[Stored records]
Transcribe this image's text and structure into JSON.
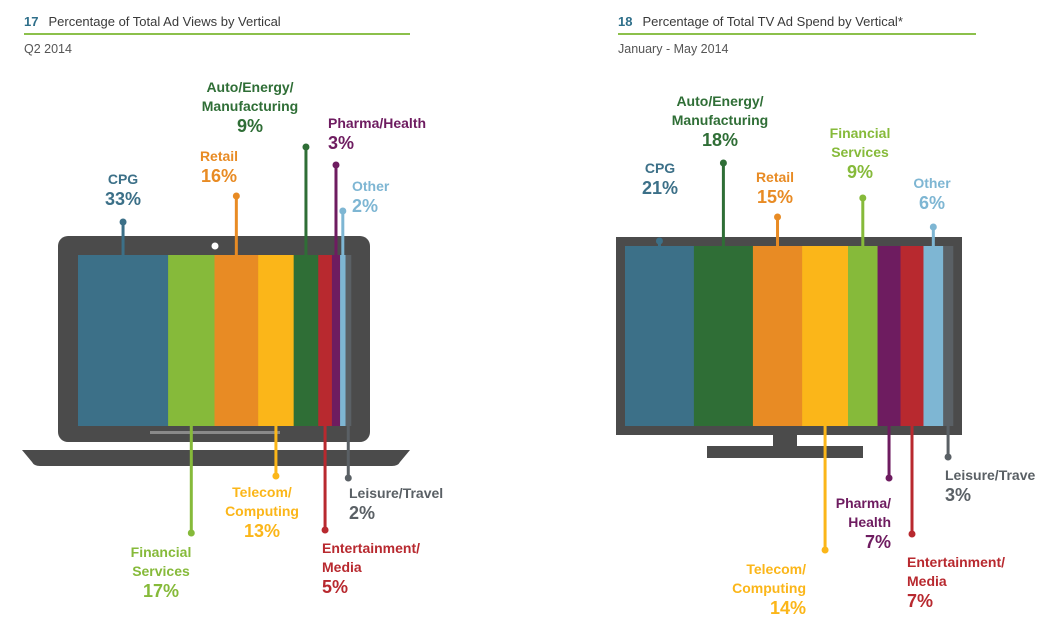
{
  "chart_data": [
    {
      "type": "bar",
      "number": "17",
      "title": "Percentage of Total Ad Views by Vertical",
      "subtitle": "Q2 2014",
      "series": [
        {
          "name": "CPG",
          "label": "CPG",
          "pct": "33%",
          "value": 33,
          "color": "#3c7088"
        },
        {
          "name": "Financial Services",
          "label": "Financial\nServices",
          "pct": "17%",
          "value": 17,
          "color": "#86ba3a"
        },
        {
          "name": "Retail",
          "label": "Retail",
          "pct": "16%",
          "value": 16,
          "color": "#e88b24"
        },
        {
          "name": "Telecom/Computing",
          "label": "Telecom/\nComputing",
          "pct": "13%",
          "value": 13,
          "color": "#fbb619"
        },
        {
          "name": "Auto/Energy/Manufacturing",
          "label": "Auto/Energy/\nManufacturing",
          "pct": "9%",
          "value": 9,
          "color": "#2f6e36"
        },
        {
          "name": "Entertainment/Media",
          "label": "Entertainment/\nMedia",
          "pct": "5%",
          "value": 5,
          "color": "#b8292f"
        },
        {
          "name": "Pharma/Health",
          "label": "Pharma/Health",
          "pct": "3%",
          "value": 3,
          "color": "#6e1c60"
        },
        {
          "name": "Other",
          "label": "Other",
          "pct": "2%",
          "value": 2,
          "color": "#7eb6d3"
        },
        {
          "name": "Leisure/Travel",
          "label": "Leisure/Travel",
          "pct": "2%",
          "value": 2,
          "color": "#5a6065"
        }
      ]
    },
    {
      "type": "bar",
      "number": "18",
      "title": "Percentage of Total TV Ad Spend by Vertical*",
      "subtitle": "January - May 2014",
      "series": [
        {
          "name": "CPG",
          "label": "CPG",
          "pct": "21%",
          "value": 21,
          "color": "#3c7088"
        },
        {
          "name": "Auto/Energy/Manufacturing",
          "label": "Auto/Energy/\nManufacturing",
          "pct": "18%",
          "value": 18,
          "color": "#2f6e36"
        },
        {
          "name": "Retail",
          "label": "Retail",
          "pct": "15%",
          "value": 15,
          "color": "#e88b24"
        },
        {
          "name": "Telecom/Computing",
          "label": "Telecom/\nComputing",
          "pct": "14%",
          "value": 14,
          "color": "#fbb619"
        },
        {
          "name": "Financial Services",
          "label": "Financial\nServices",
          "pct": "9%",
          "value": 9,
          "color": "#86ba3a"
        },
        {
          "name": "Pharma/Health",
          "label": "Pharma/\nHealth",
          "pct": "7%",
          "value": 7,
          "color": "#6e1c60"
        },
        {
          "name": "Entertainment/Media",
          "label": "Entertainment/\nMedia",
          "pct": "7%",
          "value": 7,
          "color": "#b8292f"
        },
        {
          "name": "Other",
          "label": "Other",
          "pct": "6%",
          "value": 6,
          "color": "#7eb6d3"
        },
        {
          "name": "Leisure/Travel",
          "label": "Leisure/Trave",
          "pct": "3%",
          "value": 3,
          "color": "#5a6065"
        }
      ]
    }
  ]
}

• [Given task]:
Look through the entries above for the word "Pharma". Copy every line where it shows up.

• [Reply to the exercise]:
          "name": "Pharma/Health",
          "label": "Pharma/Health",
          "name": "Pharma/Health",
          "label": "Pharma/\nHealth",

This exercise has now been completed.